● **Brief 1**: In the forum thread below about the 2000 S4 aux fan, how many miles did the replacement motor have?
● **Brief 2**: From the forum thread below about the 2000 S4 aux fan, list every part of the original motor that the first poster says failed or was damaged.
● **Brief 3**:
Using the forum thread below about the 2000 S4 aux fan, say whether each statement agrees with it, and quote the deciding words.
(a) The fan that comes on after shutdown is the smaller of the two radiator fans.
(b) The temp sensors on the car have been replaced with new ones.
(c) Right after the replacement motor went in, the after-run feature ran at high speed.

start Page extract

# 2000 S4 aux fan problem..HELP



## As4urazz (Mar 25, 2006)

need help. Can anyone tell me why when i turn my car off my (smaller of the two) rad fan comes on full speed at short intervals for atleast 10mins long. i read somewhere that that fan has 3 diff fan speeds and it seems to be running at the 3rd speed. My concern is that i might kill the battery.


----------



## QuickDub (Aug 1, 2002)

*Re: 2000 S4 aux fan problem..HELP (As4urazz)*

Somebody probably upgraded your coolant aux pump afterun temp switch, to a lower temp one, causing your fan to come on... Its a good thing if you ask me, and no it will not kill your battery.


----------



## As4urazz (Mar 25, 2006)

naw dog. in do all the work on thi car and it still has the original temp sensors. here's the spooky ****. my original motor had 90k when first my stock turbos when, then a defected roller seized causing a timing blt issue where as the valves(all) got bent so i replaced the motor with a 40k on from shokan. upon first drive after install i could tell the after-run feature of the car suddently started activating whether i drove for 10mins or 10hrs BUT...on low speed. now all of a sudden a couple of weeks ago it started running at high speed. crazy right!!! anyway i'm gonna change all the temp sens and see whats up. it definitely overdue. any other idea would help.


----------



## As4urazz (Mar 25, 2006)

sorry i meant when my stock turbos "went"


----------

end Page extract
start Data provided

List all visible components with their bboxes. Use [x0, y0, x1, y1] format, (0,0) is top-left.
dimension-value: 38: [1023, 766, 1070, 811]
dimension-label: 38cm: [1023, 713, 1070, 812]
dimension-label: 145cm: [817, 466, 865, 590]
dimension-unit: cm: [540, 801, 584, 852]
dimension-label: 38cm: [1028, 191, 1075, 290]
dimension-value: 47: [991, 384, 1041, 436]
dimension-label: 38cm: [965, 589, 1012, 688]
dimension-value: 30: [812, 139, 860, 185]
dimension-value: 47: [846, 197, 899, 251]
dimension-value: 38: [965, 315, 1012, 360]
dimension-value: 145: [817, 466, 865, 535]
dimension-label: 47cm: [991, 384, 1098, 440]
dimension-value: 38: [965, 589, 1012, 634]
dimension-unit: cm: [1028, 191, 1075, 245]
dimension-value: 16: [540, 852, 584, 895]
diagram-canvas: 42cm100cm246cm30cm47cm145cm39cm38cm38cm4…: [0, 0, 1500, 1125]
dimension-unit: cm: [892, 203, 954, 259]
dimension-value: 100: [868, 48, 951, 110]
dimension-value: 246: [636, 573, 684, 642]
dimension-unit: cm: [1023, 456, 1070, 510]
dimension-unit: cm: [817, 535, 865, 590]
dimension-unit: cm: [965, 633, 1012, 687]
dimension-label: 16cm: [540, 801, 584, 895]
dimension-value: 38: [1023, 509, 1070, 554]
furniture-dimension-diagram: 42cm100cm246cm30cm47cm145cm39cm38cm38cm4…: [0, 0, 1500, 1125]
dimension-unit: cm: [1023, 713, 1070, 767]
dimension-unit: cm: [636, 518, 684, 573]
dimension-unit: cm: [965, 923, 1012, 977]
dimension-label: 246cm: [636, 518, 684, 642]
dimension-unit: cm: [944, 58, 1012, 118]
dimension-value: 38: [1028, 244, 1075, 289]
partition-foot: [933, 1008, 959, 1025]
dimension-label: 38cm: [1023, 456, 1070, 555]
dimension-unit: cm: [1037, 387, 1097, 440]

end Data provided

● **Exercise result 1**: 40k

● **Exercise result 2**:
- The stock turbos
- A defective roller, which seized
- The timing belt
- The valves (all of them), which got bent

● **Exercise result 3**:
(a) Yes: "my (smaller of the two) rad fan comes on full speed"
(b) No: "it still has the original temp sensors"
(c) No: "the after-run feature of the car suddently started activating whether i drove for 10mins or 10hrs BUT...on low speed"